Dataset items
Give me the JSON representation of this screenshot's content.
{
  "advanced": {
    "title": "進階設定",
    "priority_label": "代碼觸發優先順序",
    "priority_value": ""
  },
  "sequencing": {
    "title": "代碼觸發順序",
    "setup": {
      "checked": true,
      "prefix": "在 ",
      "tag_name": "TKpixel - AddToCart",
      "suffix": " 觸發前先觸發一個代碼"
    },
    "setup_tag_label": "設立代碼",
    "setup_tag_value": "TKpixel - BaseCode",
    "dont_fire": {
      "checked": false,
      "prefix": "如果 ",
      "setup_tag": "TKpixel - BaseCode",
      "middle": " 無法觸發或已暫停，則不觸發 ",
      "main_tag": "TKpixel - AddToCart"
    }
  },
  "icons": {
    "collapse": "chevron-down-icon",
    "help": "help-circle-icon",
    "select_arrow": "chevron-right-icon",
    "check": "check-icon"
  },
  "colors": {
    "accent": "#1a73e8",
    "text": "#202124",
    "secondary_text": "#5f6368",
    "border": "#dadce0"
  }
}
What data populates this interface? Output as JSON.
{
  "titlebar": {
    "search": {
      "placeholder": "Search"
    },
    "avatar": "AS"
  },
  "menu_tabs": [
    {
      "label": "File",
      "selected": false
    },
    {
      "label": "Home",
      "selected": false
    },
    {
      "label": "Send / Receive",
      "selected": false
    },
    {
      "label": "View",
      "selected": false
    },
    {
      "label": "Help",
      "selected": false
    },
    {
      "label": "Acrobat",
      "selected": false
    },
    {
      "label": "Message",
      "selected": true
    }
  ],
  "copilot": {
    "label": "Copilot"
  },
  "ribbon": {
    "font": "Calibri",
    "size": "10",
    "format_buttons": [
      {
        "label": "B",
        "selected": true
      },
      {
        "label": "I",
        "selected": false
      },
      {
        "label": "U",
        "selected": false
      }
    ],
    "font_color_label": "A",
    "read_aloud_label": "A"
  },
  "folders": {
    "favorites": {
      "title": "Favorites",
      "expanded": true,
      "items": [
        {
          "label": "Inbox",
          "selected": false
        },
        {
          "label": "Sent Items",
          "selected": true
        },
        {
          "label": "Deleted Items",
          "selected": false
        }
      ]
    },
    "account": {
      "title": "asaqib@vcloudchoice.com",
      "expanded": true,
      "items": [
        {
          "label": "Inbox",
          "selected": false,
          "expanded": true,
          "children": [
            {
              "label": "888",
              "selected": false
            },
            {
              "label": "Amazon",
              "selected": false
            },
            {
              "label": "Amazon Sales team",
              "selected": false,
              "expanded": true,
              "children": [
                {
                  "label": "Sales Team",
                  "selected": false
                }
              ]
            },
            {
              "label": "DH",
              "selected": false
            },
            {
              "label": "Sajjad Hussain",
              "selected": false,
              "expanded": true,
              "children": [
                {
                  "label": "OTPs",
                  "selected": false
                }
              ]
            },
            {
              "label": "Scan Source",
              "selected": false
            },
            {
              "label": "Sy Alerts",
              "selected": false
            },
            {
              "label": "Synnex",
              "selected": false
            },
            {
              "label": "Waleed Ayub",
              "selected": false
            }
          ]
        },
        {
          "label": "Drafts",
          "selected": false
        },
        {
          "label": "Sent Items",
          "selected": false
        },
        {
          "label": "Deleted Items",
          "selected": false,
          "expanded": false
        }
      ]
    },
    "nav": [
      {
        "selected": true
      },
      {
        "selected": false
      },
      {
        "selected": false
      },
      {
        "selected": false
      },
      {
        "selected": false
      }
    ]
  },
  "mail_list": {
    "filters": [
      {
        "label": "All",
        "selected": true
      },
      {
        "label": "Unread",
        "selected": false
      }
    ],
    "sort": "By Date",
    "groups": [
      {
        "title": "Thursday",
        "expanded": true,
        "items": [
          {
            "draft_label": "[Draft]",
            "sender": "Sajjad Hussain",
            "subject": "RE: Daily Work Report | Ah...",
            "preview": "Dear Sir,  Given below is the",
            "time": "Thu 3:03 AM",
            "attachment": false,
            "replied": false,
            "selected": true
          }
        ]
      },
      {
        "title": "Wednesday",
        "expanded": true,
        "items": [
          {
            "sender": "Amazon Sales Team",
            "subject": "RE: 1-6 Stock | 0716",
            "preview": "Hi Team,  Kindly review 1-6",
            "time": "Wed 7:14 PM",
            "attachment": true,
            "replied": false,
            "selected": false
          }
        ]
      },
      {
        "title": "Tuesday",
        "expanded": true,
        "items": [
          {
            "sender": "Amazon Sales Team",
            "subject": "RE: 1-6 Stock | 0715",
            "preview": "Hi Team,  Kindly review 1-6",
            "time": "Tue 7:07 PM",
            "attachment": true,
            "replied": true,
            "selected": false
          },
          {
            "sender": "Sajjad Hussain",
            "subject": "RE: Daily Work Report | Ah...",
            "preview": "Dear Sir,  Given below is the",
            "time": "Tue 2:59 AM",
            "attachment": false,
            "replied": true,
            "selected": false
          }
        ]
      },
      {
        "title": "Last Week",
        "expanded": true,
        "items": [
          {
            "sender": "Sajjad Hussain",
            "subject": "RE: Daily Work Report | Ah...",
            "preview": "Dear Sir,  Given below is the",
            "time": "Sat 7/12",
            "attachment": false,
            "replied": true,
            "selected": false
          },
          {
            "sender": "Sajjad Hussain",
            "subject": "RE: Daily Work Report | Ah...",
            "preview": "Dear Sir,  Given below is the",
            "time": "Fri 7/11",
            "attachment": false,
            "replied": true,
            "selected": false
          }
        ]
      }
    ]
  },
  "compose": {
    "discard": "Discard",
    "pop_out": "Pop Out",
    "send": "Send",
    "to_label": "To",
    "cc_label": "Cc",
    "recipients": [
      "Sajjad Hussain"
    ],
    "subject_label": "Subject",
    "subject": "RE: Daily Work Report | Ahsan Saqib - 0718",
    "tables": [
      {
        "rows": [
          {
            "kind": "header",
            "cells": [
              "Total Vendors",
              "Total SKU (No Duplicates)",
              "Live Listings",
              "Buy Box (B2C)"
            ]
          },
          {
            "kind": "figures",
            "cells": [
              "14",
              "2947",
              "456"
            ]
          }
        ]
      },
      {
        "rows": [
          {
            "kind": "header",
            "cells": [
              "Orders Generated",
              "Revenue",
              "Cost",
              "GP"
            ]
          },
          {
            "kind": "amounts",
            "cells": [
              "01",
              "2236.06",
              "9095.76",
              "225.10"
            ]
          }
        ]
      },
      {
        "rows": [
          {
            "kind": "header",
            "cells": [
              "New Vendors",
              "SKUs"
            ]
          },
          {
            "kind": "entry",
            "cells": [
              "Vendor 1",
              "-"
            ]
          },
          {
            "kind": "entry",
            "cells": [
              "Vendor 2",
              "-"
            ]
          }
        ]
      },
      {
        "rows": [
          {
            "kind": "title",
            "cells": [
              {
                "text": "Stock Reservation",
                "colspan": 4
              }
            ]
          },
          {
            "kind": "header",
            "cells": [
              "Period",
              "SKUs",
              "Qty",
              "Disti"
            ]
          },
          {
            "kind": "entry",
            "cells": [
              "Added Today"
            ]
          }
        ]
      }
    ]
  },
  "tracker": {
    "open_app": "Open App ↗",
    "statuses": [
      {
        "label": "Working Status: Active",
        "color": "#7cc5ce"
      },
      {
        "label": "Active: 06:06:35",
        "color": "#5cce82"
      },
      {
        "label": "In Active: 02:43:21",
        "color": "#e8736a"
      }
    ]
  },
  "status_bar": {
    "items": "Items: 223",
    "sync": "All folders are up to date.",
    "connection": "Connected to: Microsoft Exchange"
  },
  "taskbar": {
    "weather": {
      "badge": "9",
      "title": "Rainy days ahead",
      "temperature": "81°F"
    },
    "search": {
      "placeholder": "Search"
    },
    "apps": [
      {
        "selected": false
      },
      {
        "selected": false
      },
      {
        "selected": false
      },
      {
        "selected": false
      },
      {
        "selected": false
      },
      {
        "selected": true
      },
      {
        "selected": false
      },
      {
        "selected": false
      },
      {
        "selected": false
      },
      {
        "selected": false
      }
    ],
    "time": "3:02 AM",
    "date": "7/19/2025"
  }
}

**REQUEST:**
Show all lines from the records above where the word "Stock" occurs.

**SOLUTION FOR THIS TASK:**
            "subject": "RE: 1-6 Stock | 0716",
            "subject": "RE: 1-6 Stock | 0715",
                "text": "Stock Reservation",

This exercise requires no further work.